PROBLEM TO WORK ON =>
Answer these three questions from the game coverage text below:
1. What are heads of profitable studios stuck doing?
2. In the summary of Melos' perspective, what do YouTubers need to figure out?
3. According to the final quoted passage, who often builds up the desire for a certain vibe?

TEXT SEGMENT =>
Maybe they were born into these systems but regardless asking them to go against the grain of why they are doing what they're doing and how they got there in the first place is kind of unreasonable.

Heads of profitable studios are stuck heading profitable studios. YouTubers have built up a practice of covering games using a specific medium and are stuck covering games in streams (and videos); obviously they are going to cover the games that are friendly for them to cover in their medium. What do players want out of their games? They are... probably getting it already. Why would they stop spending their time doing something that enjoy?

I think Melos' writing does not center enough on the recipient of the message for me.

"How can you, the person I'm talking to change your way of being inand moving through this world in order to benefit me, and my field, and my perspective on my field?" Like, who are you to say that to people?
#165
First a sort of summary o what I'm seeing, in terms of Melos' perspective:

"1. Youtubers: Need to figure out some way of . .  covering non-stream-friendly games"

"2. VTubers/Streamers: . . taking advantage of parasociality dynamics to encourage viewers to be more open to a wider range of coverage. . . . More introspection on the role you may play in many's lives . . ."

"3. Designers: . . . game design isn't understandable through watching 5 YouTube videos or while optimizing your game for TikTokability."

". . . a game that becomes rich often managed to snag all the built up desire for a certain vibe! And that vibe often is built up by freeware devs or hobbyists. So it's necessary to pay it back, not sit on it."

RECORDED DATA =>
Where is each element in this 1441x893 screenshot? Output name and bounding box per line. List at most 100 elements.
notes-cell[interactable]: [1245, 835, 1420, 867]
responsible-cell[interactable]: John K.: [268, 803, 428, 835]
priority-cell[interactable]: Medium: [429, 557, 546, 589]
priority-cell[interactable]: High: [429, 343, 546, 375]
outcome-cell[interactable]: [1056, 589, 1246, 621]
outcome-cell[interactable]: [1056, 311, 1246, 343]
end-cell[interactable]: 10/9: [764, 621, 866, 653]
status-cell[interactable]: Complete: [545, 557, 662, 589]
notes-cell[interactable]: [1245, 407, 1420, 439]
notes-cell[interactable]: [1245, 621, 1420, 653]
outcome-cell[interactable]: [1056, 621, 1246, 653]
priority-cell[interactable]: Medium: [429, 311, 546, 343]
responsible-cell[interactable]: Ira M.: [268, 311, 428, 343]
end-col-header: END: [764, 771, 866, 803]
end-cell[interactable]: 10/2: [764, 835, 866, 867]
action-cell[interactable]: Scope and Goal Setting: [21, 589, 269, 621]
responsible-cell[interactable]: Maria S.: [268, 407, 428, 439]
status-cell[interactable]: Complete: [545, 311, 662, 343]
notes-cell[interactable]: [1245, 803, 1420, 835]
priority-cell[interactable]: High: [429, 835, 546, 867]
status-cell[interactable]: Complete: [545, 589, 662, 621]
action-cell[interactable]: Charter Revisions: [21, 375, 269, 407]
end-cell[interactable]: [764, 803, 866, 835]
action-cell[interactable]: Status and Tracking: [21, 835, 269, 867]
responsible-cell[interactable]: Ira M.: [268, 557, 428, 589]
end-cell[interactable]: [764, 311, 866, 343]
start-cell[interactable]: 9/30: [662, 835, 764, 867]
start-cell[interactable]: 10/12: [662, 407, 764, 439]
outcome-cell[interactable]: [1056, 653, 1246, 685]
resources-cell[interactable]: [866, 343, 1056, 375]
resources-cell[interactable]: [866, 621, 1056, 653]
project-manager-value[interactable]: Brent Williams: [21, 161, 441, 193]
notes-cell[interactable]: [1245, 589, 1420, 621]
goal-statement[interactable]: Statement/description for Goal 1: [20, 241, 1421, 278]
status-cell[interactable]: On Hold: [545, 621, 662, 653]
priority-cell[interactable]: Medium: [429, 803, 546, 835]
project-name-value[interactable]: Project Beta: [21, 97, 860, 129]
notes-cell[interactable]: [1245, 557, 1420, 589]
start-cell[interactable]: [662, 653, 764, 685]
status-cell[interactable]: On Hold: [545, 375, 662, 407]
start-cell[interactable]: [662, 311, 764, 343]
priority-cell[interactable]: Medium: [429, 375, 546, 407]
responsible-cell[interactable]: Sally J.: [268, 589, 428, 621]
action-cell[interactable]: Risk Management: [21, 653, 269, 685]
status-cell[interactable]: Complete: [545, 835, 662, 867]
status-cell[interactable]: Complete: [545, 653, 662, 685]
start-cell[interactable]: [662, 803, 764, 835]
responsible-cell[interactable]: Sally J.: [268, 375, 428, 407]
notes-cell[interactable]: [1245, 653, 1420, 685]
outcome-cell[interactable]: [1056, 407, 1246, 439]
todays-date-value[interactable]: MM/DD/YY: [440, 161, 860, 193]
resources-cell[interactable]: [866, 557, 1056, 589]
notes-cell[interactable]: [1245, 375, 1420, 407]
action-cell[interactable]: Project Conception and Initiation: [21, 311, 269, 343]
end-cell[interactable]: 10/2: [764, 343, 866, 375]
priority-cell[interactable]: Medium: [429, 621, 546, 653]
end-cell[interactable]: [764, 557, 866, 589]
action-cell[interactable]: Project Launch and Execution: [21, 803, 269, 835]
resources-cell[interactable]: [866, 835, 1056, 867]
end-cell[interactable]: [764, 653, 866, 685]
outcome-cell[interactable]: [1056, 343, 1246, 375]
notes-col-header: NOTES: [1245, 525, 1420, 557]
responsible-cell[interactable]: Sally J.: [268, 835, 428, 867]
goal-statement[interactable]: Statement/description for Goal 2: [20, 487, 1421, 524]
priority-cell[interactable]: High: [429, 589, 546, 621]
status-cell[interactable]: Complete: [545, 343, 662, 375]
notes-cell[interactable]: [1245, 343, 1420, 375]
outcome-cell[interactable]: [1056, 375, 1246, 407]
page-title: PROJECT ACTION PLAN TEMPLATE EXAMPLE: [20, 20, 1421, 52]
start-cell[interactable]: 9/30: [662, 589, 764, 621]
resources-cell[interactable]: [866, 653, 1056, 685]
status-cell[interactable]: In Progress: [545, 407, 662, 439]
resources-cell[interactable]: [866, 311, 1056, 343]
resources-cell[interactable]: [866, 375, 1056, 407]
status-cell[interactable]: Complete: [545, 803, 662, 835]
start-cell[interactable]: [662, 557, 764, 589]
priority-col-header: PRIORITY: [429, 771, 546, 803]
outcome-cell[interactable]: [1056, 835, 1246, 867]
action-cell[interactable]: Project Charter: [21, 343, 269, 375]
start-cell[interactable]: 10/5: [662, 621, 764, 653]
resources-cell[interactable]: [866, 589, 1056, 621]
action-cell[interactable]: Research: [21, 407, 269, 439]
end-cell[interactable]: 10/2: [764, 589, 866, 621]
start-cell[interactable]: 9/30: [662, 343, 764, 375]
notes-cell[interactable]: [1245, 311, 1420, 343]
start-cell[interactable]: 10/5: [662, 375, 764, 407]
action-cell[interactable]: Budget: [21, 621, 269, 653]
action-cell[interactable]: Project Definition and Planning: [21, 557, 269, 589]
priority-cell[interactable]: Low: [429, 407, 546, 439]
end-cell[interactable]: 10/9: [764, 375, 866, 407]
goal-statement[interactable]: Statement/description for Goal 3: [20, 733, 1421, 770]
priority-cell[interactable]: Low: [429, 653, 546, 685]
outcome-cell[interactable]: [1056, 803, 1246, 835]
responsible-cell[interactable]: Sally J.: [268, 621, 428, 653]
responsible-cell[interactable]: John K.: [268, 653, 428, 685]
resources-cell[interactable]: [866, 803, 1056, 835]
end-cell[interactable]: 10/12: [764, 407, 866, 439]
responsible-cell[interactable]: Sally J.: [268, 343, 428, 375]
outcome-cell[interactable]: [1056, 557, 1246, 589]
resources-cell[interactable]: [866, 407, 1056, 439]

SOLUTION =>
1. Heading profitable studios.
2. Some way of covering non-stream-friendly games.
3. Freeware devs or hobbyists.